→ **Provided data**
╔══

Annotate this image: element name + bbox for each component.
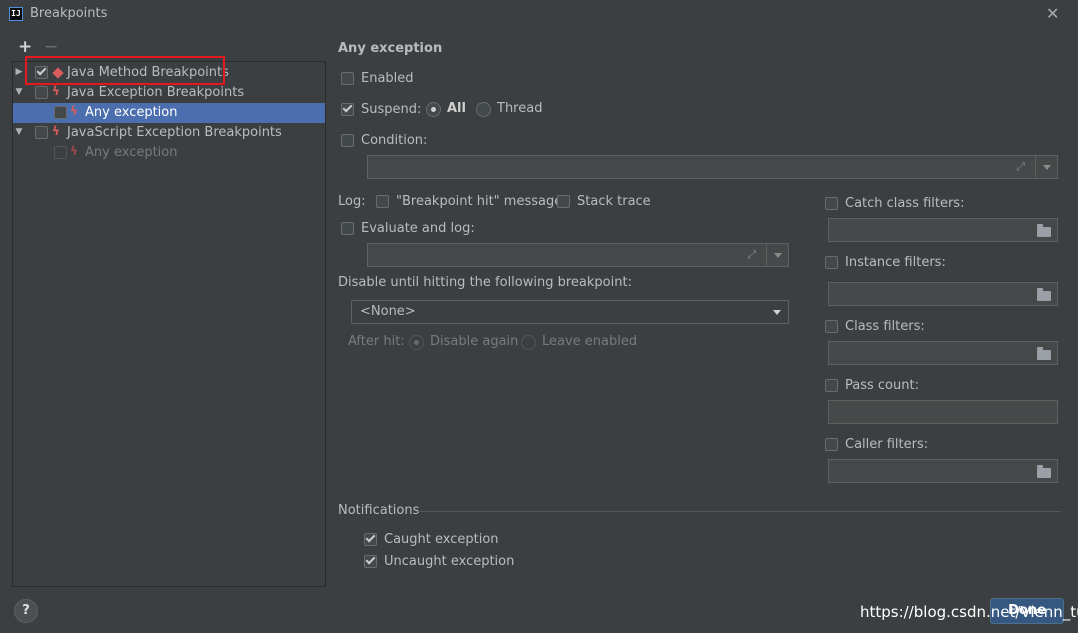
- class-filters-input[interactable]: [828, 341, 1058, 365]
- leave-enabled-radio[interactable]: [521, 335, 536, 350]
- folder-icon[interactable]: [1037, 465, 1051, 478]
- suspend-label: Suspend:: [361, 102, 422, 117]
- suspend-checkbox[interactable]: [341, 102, 354, 116]
- suspend-all-radio[interactable]: [426, 102, 441, 117]
- uncaught-exception-label: Uncaught exception: [384, 554, 515, 569]
- evaluate-and-log-input[interactable]: ⤢: [367, 243, 789, 267]
- uncaught-exception-checkbox[interactable]: [364, 554, 377, 568]
- title-bar: [0, 0, 1078, 30]
- caller-filters-label: Caller filters:: [845, 437, 929, 452]
- add-breakpoint-icon[interactable]: +: [18, 37, 32, 57]
- tree-item-javascript-exception-breakpoints[interactable]: ▼ ϟ JavaScript Exception Breakpoints: [13, 123, 325, 143]
- condition-checkbox[interactable]: [341, 134, 354, 147]
- exception-breakpoint-icon: ϟ: [70, 144, 78, 158]
- catch-class-filters-input[interactable]: [828, 218, 1058, 242]
- pass-count-checkbox[interactable]: [825, 379, 838, 392]
- evaluate-and-log-label: Evaluate and log:: [361, 221, 475, 236]
- help-button[interactable]: ?: [14, 599, 38, 623]
- caller-filters-checkbox[interactable]: [825, 438, 838, 451]
- after-hit-label: After hit:: [348, 334, 405, 349]
- enabled-checkbox[interactable]: [341, 72, 354, 85]
- tree-item-label: Java Exception Breakpoints: [67, 85, 245, 100]
- close-icon[interactable]: ✕: [1046, 4, 1059, 23]
- caller-filters-input[interactable]: [828, 459, 1058, 483]
- tree-item-label: Any exception: [85, 105, 178, 120]
- suspend-thread-radio[interactable]: [476, 102, 491, 117]
- suspend-thread-label: Thread: [497, 101, 543, 116]
- class-filters-label: Class filters:: [845, 319, 925, 334]
- catch-class-filters-checkbox[interactable]: [825, 197, 838, 210]
- expanded-arrow-icon[interactable]: ▼: [14, 127, 24, 137]
- evaluate-history-dropdown[interactable]: [766, 244, 788, 266]
- caught-exception-checkbox[interactable]: [364, 532, 377, 546]
- disable-until-combo[interactable]: <None>: [351, 300, 789, 324]
- caught-exception-label: Caught exception: [384, 532, 499, 547]
- any-exception-checkbox[interactable]: [54, 106, 67, 119]
- watermark: https://blog.csdn.net/Vienn_tu: [860, 603, 1078, 621]
- disable-again-label: Disable again: [430, 334, 519, 349]
- instance-filters-input[interactable]: [828, 282, 1058, 306]
- notifications-title: Notifications: [338, 503, 420, 518]
- instance-filters-checkbox[interactable]: [825, 256, 838, 269]
- folder-icon[interactable]: [1037, 347, 1051, 360]
- tree-item-any-exception-java[interactable]: ϟ Any exception: [13, 103, 325, 123]
- disable-again-radio[interactable]: [409, 335, 424, 350]
- tree-item-any-exception-javascript[interactable]: ϟ Any exception: [13, 143, 325, 163]
- tree-item-label: Any exception: [85, 145, 178, 160]
- notifications-divider: [418, 511, 1061, 512]
- disable-until-label: Disable until hitting the following brea…: [338, 275, 632, 290]
- window-title: Breakpoints: [30, 6, 108, 21]
- pass-count-input[interactable]: [828, 400, 1058, 424]
- stack-trace-label: Stack trace: [577, 194, 651, 209]
- highlight-box: [25, 56, 225, 85]
- javascript-exception-breakpoints-checkbox[interactable]: [35, 126, 48, 139]
- folder-icon[interactable]: [1037, 224, 1051, 237]
- suspend-all-label: All: [447, 101, 466, 116]
- exception-breakpoint-icon: ϟ: [52, 124, 60, 138]
- disable-until-value: <None>: [360, 304, 416, 319]
- expand-icon[interactable]: ⤢: [747, 248, 756, 262]
- pass-count-label: Pass count:: [845, 378, 919, 393]
- chevron-down-icon: [773, 310, 781, 315]
- tree-item-java-exception-breakpoints[interactable]: ▼ ϟ Java Exception Breakpoints: [13, 83, 325, 103]
- class-filters-checkbox[interactable]: [825, 320, 838, 333]
- enabled-label: Enabled: [361, 71, 414, 86]
- log-message-checkbox[interactable]: [376, 195, 389, 208]
- condition-input[interactable]: ⤢: [367, 155, 1058, 179]
- exception-breakpoint-icon: ϟ: [70, 104, 78, 118]
- leave-enabled-label: Leave enabled: [542, 334, 638, 349]
- catch-class-filters-label: Catch class filters:: [845, 196, 965, 211]
- instance-filters-label: Instance filters:: [845, 255, 946, 270]
- log-message-label: "Breakpoint hit" message: [396, 194, 563, 209]
- details-title: Any exception: [338, 41, 443, 56]
- any-exception-js-checkbox[interactable]: [54, 146, 67, 159]
- expanded-arrow-icon[interactable]: ▼: [14, 87, 24, 97]
- remove-breakpoint-icon[interactable]: −: [44, 37, 58, 57]
- condition-history-dropdown[interactable]: [1035, 156, 1057, 178]
- stack-trace-checkbox[interactable]: [557, 195, 570, 208]
- exception-breakpoint-icon: ϟ: [52, 84, 60, 98]
- condition-label: Condition:: [361, 133, 428, 148]
- breakpoints-tree[interactable]: ▶ Java Method Breakpoints ▼ ϟ Java Excep…: [12, 61, 326, 587]
- log-label: Log:: [338, 194, 366, 209]
- tree-item-label: JavaScript Exception Breakpoints: [67, 125, 282, 140]
- intellij-app-icon: IJ: [9, 7, 23, 21]
- collapsed-arrow-icon[interactable]: ▶: [14, 67, 24, 77]
- expand-icon[interactable]: ⤢: [1016, 160, 1025, 174]
- java-exception-breakpoints-checkbox[interactable]: [35, 86, 48, 99]
- evaluate-and-log-checkbox[interactable]: [341, 222, 354, 235]
- folder-icon[interactable]: [1037, 288, 1051, 301]
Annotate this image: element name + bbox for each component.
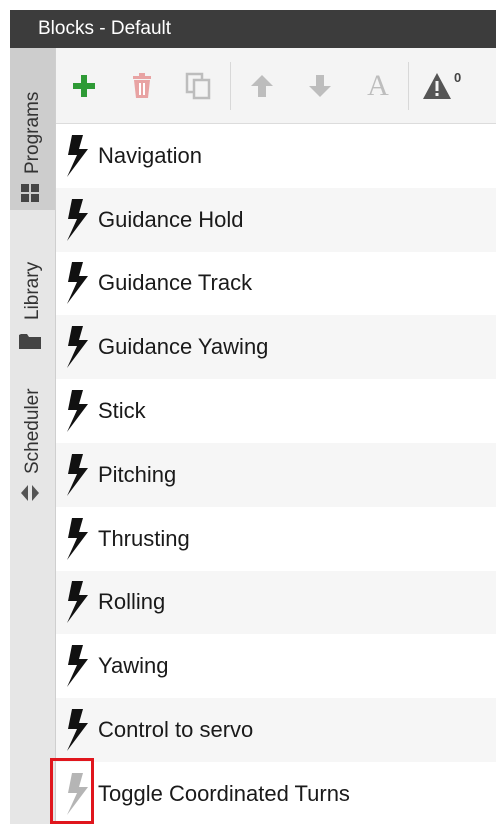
list-item[interactable]: Control to servo [56,698,496,762]
toolbar-separator [408,62,409,110]
window-title: Blocks - Default [38,18,172,39]
list-item-label: Rolling [98,589,166,615]
list-item[interactable]: Guidance Track [56,251,496,316]
delete-button[interactable] [124,66,160,106]
blocks-list: Navigation Guidance Hold Guidance Track … [56,124,496,826]
list-item-label: Guidance Hold [98,206,244,232]
list-item[interactable]: Guidance Hold [56,187,496,252]
list-item-label: Control to servo [98,717,254,743]
list-item-label: Stick [98,398,146,424]
tab-programs-label: Programs [22,91,43,174]
lightning-icon [56,707,96,753]
add-button[interactable] [66,66,102,106]
tab-library[interactable]: Library [10,210,55,358]
text-icon: A [367,69,389,102]
list-item[interactable]: Pitching [56,442,496,507]
lightning-icon [56,260,96,306]
lightning-icon [56,516,96,562]
lightning-icon [56,579,96,625]
tab-library-label: Library [22,261,43,320]
warning-icon [423,73,451,99]
sidebar-tabs: Programs Library Scheduler [10,48,56,824]
toolbar-separator [230,62,231,110]
trash-icon [133,73,151,98]
arrow-down-icon [309,75,331,97]
list-item-label: Guidance Track [98,270,253,296]
move-down-button[interactable] [302,66,338,106]
plus-icon [73,75,95,97]
rename-button[interactable]: A [360,66,396,106]
list-item-label: Guidance Yawing [98,334,269,360]
lightning-icon [56,197,96,243]
arrows-icon [21,484,45,502]
list-item[interactable]: Guidance Yawing [56,315,496,380]
lightning-icon [56,388,96,434]
list-item-label: Yawing [98,653,169,679]
warnings-button[interactable]: 0 [422,66,478,106]
copy-icon [185,72,211,100]
list-item-label: Thrusting [98,525,190,551]
lightning-icon [56,324,96,370]
folder-icon [19,330,45,352]
highlight-box [50,758,94,824]
list-item[interactable]: Thrusting [56,506,496,571]
list-item-label: Pitching [98,461,177,487]
list-item[interactable]: Yawing [56,634,496,699]
window-title-bar: Blocks - Default [10,10,496,48]
lightning-icon [56,133,96,179]
arrow-up-icon [251,75,273,97]
list-item[interactable]: Toggle Coordinated Turns [56,761,496,826]
list-item[interactable]: Rolling [56,570,496,635]
move-up-button[interactable] [244,66,280,106]
tab-programs[interactable]: Programs [10,48,55,210]
lightning-icon [56,452,96,498]
tab-scheduler[interactable]: Scheduler [10,358,55,518]
tab-scheduler-label: Scheduler [22,388,43,474]
grid-icon [21,184,45,202]
list-item-label: Toggle Coordinated Turns [98,780,350,806]
list-item[interactable]: Stick [56,379,496,443]
copy-button[interactable] [180,66,216,106]
list-item-label: Navigation [98,142,202,168]
toolbar: A 0 [56,48,496,124]
warning-count: 0 [454,69,462,85]
lightning-icon [56,643,96,689]
list-item[interactable]: Navigation [56,124,496,188]
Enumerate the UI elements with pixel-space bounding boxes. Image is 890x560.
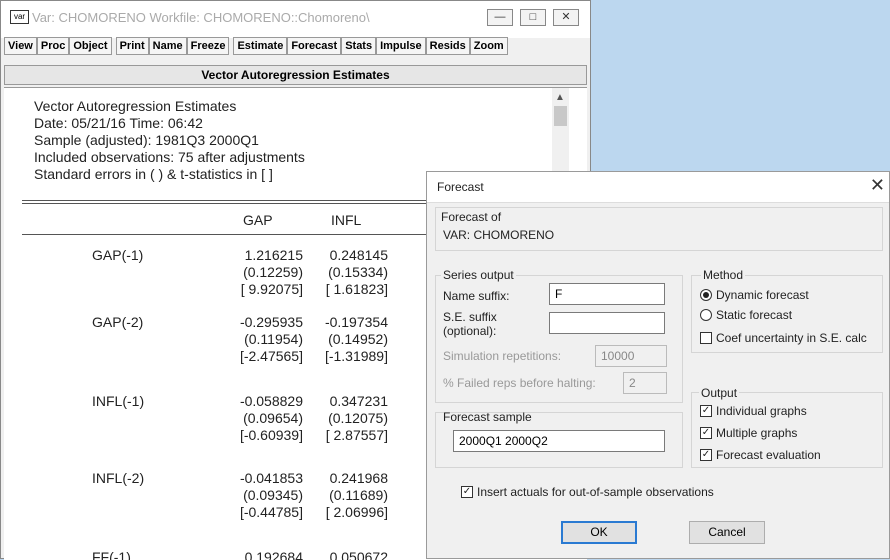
table-cell: (0.09345): [243, 487, 303, 503]
se-suffix-input[interactable]: [549, 312, 665, 334]
toolbar-print-button[interactable]: Print: [115, 37, 149, 55]
toolbar-view-button[interactable]: View: [4, 37, 37, 55]
table-cell: (0.11954): [244, 331, 303, 347]
table-cell: 0.248145: [329, 247, 388, 263]
output-date: Date: 05/21/16 Time: 06:42: [34, 115, 203, 131]
table-cell: 0.192684: [244, 549, 303, 560]
estimates-header: Vector Autoregression Estimates: [4, 65, 587, 85]
table-cell: [ 2.06996]: [325, 504, 388, 520]
cancel-button[interactable]: Cancel: [689, 521, 765, 544]
row-label: INFL(-2): [92, 470, 145, 486]
multiple-graphs-checkbox[interactable]: ✓: [700, 427, 712, 439]
toolbar-freeze-button[interactable]: Freeze: [186, 37, 230, 55]
close-icon[interactable]: ✕: [553, 9, 579, 26]
multiple-graphs-label: Multiple graphs: [716, 426, 798, 440]
scroll-thumb[interactable]: [554, 106, 567, 126]
output-observations: Included observations: 75 after adjustme…: [34, 149, 305, 165]
method-label: Method: [701, 268, 746, 282]
forecast-dialog-titlebar: Forecast ✕: [427, 172, 889, 203]
table-cell: [ 1.61823]: [325, 281, 388, 297]
var-titlebar: var Var: CHOMORENO Workfile: CHOMORENO::…: [1, 1, 590, 38]
var-app-icon: var: [10, 10, 29, 24]
se-suffix-label: S.E. suffix: [443, 310, 497, 324]
forecast-sample-input[interactable]: 2000Q1 2000Q2: [453, 430, 665, 452]
forecast-sample-label: Forecast sample: [443, 410, 532, 424]
var-toolbar: View Proc Object Print Name Freeze Estim…: [4, 37, 508, 59]
toolbar-resids-button[interactable]: Resids: [425, 37, 470, 55]
individual-graphs-checkbox[interactable]: ✓: [700, 405, 712, 417]
forecast-evaluation-checkbox[interactable]: ✓: [700, 449, 712, 461]
toolbar-forecast-button[interactable]: Forecast: [287, 37, 342, 55]
output-label: Output: [699, 386, 740, 400]
output-sample: Sample (adjusted): 1981Q3 2000Q1: [34, 132, 259, 148]
toolbar-stats-button[interactable]: Stats: [341, 37, 377, 55]
forecast-of-label: Forecast of: [439, 210, 504, 224]
table-cell: [-1.31989]: [324, 348, 388, 364]
ok-button[interactable]: OK: [561, 521, 637, 544]
forecast-evaluation-label: Forecast evaluation: [716, 448, 821, 462]
minimize-icon[interactable]: —: [487, 9, 513, 26]
toolbar-name-button[interactable]: Name: [148, 37, 187, 55]
se-suffix-optional-label: (optional):: [443, 324, 497, 338]
coef-uncertainty-checkbox[interactable]: [700, 332, 712, 344]
toolbar-estimate-button[interactable]: Estimate: [233, 37, 288, 55]
static-forecast-label: Static forecast: [716, 308, 793, 322]
table-cell: [-2.47565]: [239, 348, 303, 364]
table-cell: -0.197354: [324, 314, 388, 330]
row-label: FF(-1): [92, 549, 131, 560]
name-suffix-input[interactable]: F: [549, 283, 665, 305]
table-cell: -0.295935: [239, 314, 303, 330]
name-suffix-label: Name suffix:: [443, 289, 510, 303]
var-window-title: Var: CHOMORENO Workfile: CHOMORENO::Chom…: [32, 10, 370, 25]
dynamic-forecast-label: Dynamic forecast: [716, 288, 809, 302]
table-cell: (0.12075): [328, 410, 388, 426]
failed-reps-label: % Failed reps before halting:: [443, 376, 596, 390]
table-cell: (0.12259): [243, 264, 303, 280]
table-cell: (0.09654): [243, 410, 303, 426]
table-cell: [ 2.87557]: [325, 427, 388, 443]
coef-uncertainty-label: Coef uncertainty in S.E. calc: [716, 331, 867, 345]
table-cell: [ 9.92075]: [240, 281, 303, 297]
table-cell: -0.041853: [239, 470, 303, 486]
toolbar-zoom-button[interactable]: Zoom: [469, 37, 508, 55]
row-label: INFL(-1): [92, 393, 145, 409]
row-label: GAP(-2): [92, 314, 144, 330]
individual-graphs-label: Individual graphs: [716, 404, 807, 418]
forecast-dialog-title: Forecast: [437, 180, 484, 194]
output-errors-note: Standard errors in ( ) & t-statistics in…: [34, 166, 273, 182]
column-header-infl: INFL: [331, 212, 362, 228]
table-cell: (0.11689): [329, 487, 388, 503]
sim-reps-label: Simulation repetitions:: [443, 349, 562, 363]
static-forecast-radio[interactable]: [700, 309, 712, 321]
failed-reps-input: 2: [623, 372, 667, 394]
table-cell: [-0.60939]: [239, 427, 303, 443]
table-cell: 0.241968: [329, 470, 388, 486]
toolbar-object-button[interactable]: Object: [69, 37, 112, 55]
scroll-up-icon[interactable]: ▲: [555, 92, 565, 103]
table-cell: (0.14952): [328, 331, 388, 347]
table-cell: -0.058829: [239, 393, 303, 409]
table-cell: [-0.44785]: [239, 504, 303, 520]
table-cell: 0.050672: [329, 549, 388, 560]
maximize-icon[interactable]: □: [520, 9, 546, 26]
toolbar-impulse-button[interactable]: Impulse: [376, 37, 426, 55]
forecast-of-value: VAR: CHOMORENO: [443, 228, 555, 242]
table-cell: 0.347231: [329, 393, 388, 409]
close-icon[interactable]: ✕: [870, 175, 885, 196]
row-label: GAP(-1): [92, 247, 144, 263]
dynamic-forecast-radio[interactable]: [700, 289, 712, 301]
insert-actuals-label: Insert actuals for out-of-sample observa…: [477, 485, 714, 499]
forecast-dialog: Forecast ✕ Forecast of VAR: CHOMORENO Se…: [426, 171, 890, 559]
series-output-label: Series output: [441, 268, 516, 282]
sim-reps-input: 10000: [595, 345, 667, 367]
table-cell: (0.15334): [328, 264, 388, 280]
table-cell: 1.216215: [244, 247, 303, 263]
insert-actuals-checkbox[interactable]: ✓: [461, 486, 473, 498]
output-heading: Vector Autoregression Estimates: [34, 98, 237, 114]
toolbar-proc-button[interactable]: Proc: [36, 37, 70, 55]
column-header-gap: GAP: [243, 212, 273, 228]
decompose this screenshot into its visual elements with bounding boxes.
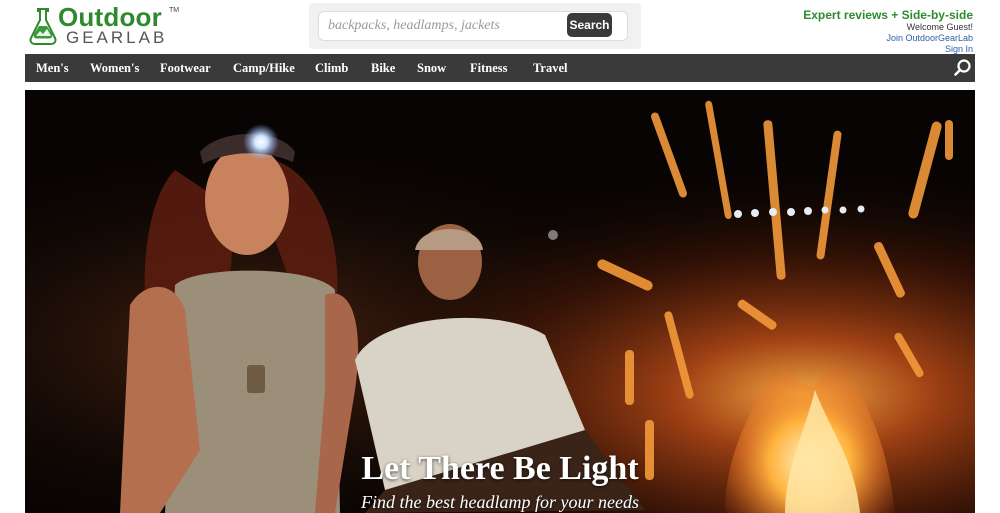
nav-item-camp-hike[interactable]: Camp/Hike <box>233 54 295 82</box>
nav-item-fitness[interactable]: Fitness <box>470 54 508 82</box>
site-header: Outdoor TM GEARLAB Search Expert reviews… <box>0 0 1000 54</box>
nav-item-travel[interactable]: Travel <box>533 54 567 82</box>
search-button[interactable]: Search <box>567 13 612 37</box>
search-icon[interactable] <box>953 58 973 78</box>
hero-subtitle: Find the best headlamp for your needs <box>361 492 639 512</box>
welcome-text: Welcome Guest! <box>906 22 973 32</box>
account-panel: Expert reviews + Side-by-side Welcome Gu… <box>803 8 973 55</box>
site-tagline: Expert reviews + Side-by-side <box>803 8 973 22</box>
join-link[interactable]: Join OutdoorGearLab <box>803 33 973 44</box>
search-bar: Search <box>309 3 641 49</box>
nav-item-womens[interactable]: Women's <box>90 54 139 82</box>
nav-item-bike[interactable]: Bike <box>371 54 395 82</box>
nav-item-footwear[interactable]: Footwear <box>160 54 211 82</box>
flask-logo-icon <box>29 8 57 45</box>
hero-banner[interactable]: Let There Be Light Find the best headlam… <box>25 90 975 513</box>
nav-item-snow[interactable]: Snow <box>417 54 446 82</box>
nav-item-climb[interactable]: Climb <box>315 54 348 82</box>
logo-trademark: TM <box>169 7 180 14</box>
logo-text-gearlab: GEARLAB <box>66 28 168 47</box>
main-nav: Men's Women's Footwear Camp/Hike Climb B… <box>25 54 975 82</box>
nav-item-mens[interactable]: Men's <box>36 54 69 82</box>
site-logo[interactable]: Outdoor TM GEARLAB <box>28 2 180 48</box>
hero-title: Let There Be Light <box>361 450 639 487</box>
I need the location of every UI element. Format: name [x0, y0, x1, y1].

╚══

Repeat the lines of the material starting at the one containing "- class-filters-input[interactable]: [828, 341, 1058, 365]" and ending at the one containing "- enabled-checkbox[interactable]: [341, 72, 354, 85]", both included, with nothing changed.

- class-filters-input[interactable]: [828, 341, 1058, 365]
- leave-enabled-radio[interactable]: [521, 335, 536, 350]
- folder-icon[interactable]: [1037, 465, 1051, 478]
- suspend-label: Suspend:: [361, 102, 422, 117]
- suspend-checkbox[interactable]: [341, 102, 354, 116]
- suspend-all-radio[interactable]: [426, 102, 441, 117]
- uncaught-exception-label: Uncaught exception: [384, 554, 515, 569]
- evaluate-and-log-input[interactable]: ⤢: [367, 243, 789, 267]
- uncaught-exception-checkbox[interactable]: [364, 554, 377, 568]
- title-bar: [0, 0, 1078, 30]
- caller-filters-label: Caller filters:: [845, 437, 929, 452]
- add-breakpoint-icon[interactable]: +: [18, 37, 32, 57]
- tree-item-javascript-exception-breakpoints[interactable]: ▼ ϟ JavaScript Exception Breakpoints: [13, 123, 325, 143]
- condition-checkbox[interactable]: [341, 134, 354, 147]
- exception-breakpoint-icon: ϟ: [70, 144, 78, 158]
- catch-class-filters-input[interactable]: [828, 218, 1058, 242]
- pass-count-checkbox[interactable]: [825, 379, 838, 392]
- evaluate-and-log-label: Evaluate and log:: [361, 221, 475, 236]
- help-button[interactable]: ?: [14, 599, 38, 623]
- caller-filters-checkbox[interactable]: [825, 438, 838, 451]
- after-hit-label: After hit:: [348, 334, 405, 349]
- enabled-checkbox[interactable]: [341, 72, 354, 85]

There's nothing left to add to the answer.